List each line of the data that holds the string "مدرستنا".

------------------------

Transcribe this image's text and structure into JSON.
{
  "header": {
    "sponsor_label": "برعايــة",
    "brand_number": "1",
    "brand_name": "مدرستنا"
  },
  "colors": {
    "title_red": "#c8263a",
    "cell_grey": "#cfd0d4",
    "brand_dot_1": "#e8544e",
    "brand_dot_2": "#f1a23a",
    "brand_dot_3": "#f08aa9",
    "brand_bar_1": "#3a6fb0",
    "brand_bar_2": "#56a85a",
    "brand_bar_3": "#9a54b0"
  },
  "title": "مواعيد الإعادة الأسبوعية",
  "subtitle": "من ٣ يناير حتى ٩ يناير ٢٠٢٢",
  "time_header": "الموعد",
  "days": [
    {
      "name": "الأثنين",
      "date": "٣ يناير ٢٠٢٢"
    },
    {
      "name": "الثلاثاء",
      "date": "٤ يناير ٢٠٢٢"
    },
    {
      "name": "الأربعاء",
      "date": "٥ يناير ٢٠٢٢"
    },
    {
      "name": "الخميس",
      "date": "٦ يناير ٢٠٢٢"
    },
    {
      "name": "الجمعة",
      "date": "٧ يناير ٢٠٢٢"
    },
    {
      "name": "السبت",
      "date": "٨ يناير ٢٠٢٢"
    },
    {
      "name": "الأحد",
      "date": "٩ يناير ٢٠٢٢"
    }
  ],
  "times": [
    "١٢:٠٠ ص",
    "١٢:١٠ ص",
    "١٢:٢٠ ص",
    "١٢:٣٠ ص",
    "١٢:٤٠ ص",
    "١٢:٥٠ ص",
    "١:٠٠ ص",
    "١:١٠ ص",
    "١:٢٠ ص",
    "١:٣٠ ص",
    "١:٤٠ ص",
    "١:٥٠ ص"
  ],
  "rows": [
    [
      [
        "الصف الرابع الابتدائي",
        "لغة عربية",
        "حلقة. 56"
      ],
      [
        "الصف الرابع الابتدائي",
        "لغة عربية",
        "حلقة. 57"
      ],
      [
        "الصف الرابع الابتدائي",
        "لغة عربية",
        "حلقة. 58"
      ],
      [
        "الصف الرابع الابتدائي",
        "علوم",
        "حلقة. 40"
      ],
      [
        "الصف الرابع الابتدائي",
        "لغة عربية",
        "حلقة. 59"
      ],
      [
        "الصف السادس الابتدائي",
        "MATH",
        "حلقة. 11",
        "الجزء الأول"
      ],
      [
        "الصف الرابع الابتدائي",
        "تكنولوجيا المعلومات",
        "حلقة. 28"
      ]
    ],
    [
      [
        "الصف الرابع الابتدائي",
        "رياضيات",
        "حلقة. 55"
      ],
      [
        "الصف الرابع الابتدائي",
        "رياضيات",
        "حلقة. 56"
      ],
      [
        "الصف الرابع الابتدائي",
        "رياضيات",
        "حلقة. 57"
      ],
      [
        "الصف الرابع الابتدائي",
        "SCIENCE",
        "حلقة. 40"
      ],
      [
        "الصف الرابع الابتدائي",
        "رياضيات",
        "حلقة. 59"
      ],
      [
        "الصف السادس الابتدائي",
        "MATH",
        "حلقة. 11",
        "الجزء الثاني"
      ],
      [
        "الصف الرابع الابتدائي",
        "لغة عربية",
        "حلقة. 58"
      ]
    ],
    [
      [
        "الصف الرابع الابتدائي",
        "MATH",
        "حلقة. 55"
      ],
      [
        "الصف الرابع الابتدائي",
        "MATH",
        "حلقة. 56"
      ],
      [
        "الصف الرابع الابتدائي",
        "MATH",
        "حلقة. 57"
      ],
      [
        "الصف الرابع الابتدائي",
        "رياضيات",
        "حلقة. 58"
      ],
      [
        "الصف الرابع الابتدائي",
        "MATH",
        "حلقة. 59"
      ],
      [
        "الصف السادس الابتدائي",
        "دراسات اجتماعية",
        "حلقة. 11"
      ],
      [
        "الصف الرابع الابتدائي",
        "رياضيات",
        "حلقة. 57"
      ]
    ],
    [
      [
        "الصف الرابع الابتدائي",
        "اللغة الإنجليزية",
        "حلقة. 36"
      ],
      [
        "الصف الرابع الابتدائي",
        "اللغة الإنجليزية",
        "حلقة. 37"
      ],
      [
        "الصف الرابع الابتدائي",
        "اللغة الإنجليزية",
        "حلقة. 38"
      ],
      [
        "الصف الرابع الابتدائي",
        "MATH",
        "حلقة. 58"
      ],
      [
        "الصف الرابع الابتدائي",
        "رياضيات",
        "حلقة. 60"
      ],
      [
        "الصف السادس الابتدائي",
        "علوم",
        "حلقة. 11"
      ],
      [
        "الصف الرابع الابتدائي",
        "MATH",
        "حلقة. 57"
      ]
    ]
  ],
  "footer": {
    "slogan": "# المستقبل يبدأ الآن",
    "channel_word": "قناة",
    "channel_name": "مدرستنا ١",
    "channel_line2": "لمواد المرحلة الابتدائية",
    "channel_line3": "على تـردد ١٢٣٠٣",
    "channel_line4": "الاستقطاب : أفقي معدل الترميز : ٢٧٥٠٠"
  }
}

------------------------

* Expected answer
    "brand_name": "مدرستنا"
    "channel_name": "مدرستنا ١",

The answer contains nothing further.